# [Given exercise]
Look through the records that follow. Copy every line containing the word "عمان".

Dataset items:

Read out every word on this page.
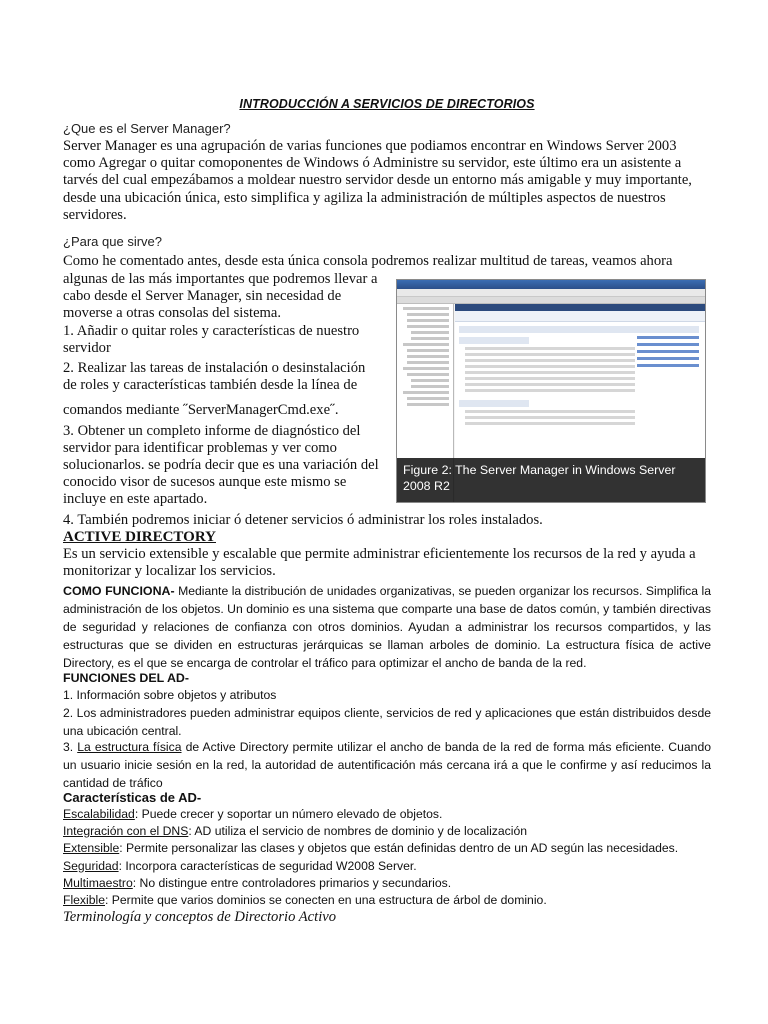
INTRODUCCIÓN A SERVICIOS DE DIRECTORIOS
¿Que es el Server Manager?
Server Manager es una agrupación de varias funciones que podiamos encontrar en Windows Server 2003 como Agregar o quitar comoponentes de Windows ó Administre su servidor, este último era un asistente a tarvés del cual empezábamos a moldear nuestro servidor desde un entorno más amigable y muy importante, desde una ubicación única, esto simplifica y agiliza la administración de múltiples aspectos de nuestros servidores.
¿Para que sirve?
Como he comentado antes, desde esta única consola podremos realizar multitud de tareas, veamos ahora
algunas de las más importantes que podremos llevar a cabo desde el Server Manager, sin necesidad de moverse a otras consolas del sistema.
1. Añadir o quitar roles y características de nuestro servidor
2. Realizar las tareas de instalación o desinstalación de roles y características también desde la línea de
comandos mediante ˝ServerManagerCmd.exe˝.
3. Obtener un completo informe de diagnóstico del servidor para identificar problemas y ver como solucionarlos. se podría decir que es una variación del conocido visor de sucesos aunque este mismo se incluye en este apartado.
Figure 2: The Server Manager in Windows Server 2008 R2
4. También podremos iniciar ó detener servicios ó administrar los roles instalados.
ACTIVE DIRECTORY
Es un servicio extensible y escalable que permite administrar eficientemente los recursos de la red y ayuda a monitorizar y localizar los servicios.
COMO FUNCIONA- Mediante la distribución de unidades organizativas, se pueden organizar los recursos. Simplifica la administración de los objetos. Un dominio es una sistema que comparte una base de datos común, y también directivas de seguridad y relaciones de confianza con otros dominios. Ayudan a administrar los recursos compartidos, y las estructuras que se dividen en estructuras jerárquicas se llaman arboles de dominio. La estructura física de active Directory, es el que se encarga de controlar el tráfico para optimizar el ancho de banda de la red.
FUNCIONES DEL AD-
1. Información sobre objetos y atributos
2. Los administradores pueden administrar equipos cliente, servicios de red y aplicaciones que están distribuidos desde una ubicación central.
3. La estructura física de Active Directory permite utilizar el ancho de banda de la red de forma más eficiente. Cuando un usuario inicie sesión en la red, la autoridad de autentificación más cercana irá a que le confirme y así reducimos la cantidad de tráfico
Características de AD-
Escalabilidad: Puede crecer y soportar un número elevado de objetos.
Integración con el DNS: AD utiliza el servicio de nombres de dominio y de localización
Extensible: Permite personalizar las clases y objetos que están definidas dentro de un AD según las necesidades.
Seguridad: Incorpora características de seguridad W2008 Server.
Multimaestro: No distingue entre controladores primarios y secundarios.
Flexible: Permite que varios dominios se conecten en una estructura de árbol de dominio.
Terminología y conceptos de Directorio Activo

---

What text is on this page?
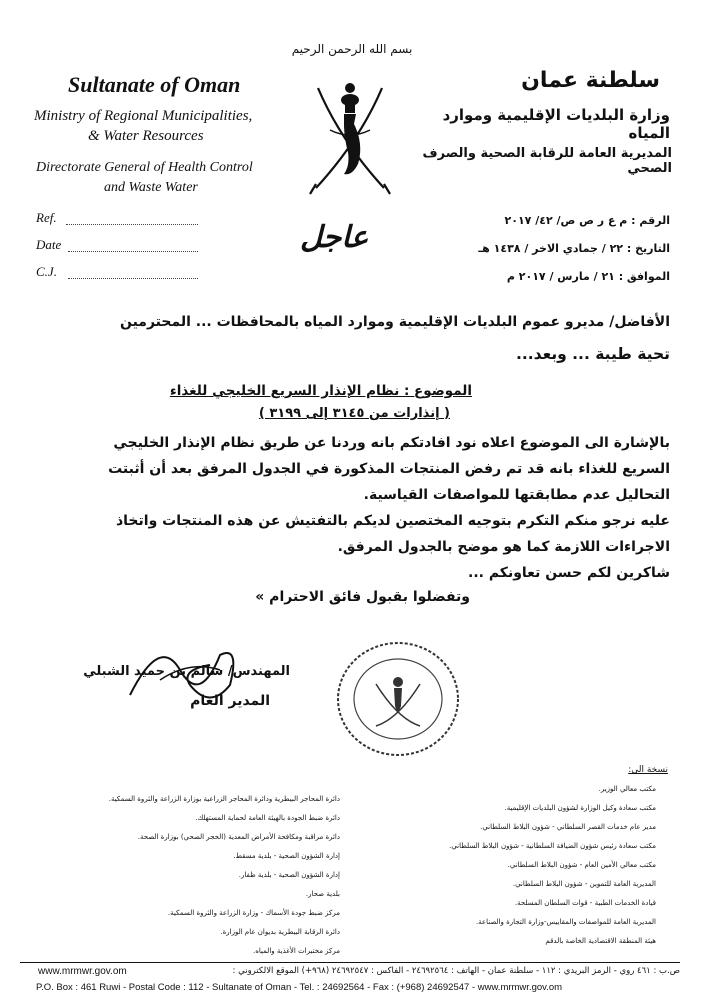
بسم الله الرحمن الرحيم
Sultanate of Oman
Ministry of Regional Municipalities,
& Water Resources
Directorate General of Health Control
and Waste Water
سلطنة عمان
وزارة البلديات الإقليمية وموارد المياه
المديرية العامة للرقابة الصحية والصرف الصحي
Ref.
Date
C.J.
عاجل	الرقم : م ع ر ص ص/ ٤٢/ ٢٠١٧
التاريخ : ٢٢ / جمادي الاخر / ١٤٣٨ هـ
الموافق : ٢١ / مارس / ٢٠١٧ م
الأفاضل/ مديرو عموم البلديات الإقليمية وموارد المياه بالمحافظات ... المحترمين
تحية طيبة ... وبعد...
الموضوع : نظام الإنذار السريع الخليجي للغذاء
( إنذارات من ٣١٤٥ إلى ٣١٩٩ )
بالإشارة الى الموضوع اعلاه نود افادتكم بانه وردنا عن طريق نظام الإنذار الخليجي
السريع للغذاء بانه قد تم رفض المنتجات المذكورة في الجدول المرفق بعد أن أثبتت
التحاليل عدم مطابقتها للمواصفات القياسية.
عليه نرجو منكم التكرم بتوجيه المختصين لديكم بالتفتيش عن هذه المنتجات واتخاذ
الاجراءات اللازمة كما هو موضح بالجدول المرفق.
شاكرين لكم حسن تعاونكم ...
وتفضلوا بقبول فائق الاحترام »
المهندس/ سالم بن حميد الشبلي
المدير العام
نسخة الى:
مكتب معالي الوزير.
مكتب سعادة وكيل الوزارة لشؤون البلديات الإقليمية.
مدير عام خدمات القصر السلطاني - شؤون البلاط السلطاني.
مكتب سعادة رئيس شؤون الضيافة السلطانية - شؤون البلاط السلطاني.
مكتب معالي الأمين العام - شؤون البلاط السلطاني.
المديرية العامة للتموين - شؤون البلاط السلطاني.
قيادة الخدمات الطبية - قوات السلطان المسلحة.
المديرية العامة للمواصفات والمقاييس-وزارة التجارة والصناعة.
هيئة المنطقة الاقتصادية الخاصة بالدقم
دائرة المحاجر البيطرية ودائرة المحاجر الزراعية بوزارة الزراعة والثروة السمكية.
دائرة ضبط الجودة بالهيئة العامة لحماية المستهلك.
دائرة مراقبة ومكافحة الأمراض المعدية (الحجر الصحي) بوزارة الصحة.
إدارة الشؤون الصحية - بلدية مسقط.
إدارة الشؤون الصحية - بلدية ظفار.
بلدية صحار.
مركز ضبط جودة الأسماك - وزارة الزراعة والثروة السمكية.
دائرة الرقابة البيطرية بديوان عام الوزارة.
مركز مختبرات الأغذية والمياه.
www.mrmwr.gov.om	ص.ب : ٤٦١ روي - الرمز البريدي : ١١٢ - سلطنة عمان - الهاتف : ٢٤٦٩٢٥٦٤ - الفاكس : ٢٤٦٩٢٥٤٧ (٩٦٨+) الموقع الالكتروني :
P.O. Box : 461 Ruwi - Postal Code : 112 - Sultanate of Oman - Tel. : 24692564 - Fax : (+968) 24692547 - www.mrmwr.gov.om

# [Exercise output]
سلطنة عمان
www.mrmwr.gov.om	ص.ب : ٤٦١ روي - الرمز البريدي : ١١٢ - سلطنة عمان - الهاتف : ٢٤٦٩٢٥٦٤ - الفاكس : ٢٤٦٩٢٥٤٧ (٩٦٨+) الموقع الالكتروني :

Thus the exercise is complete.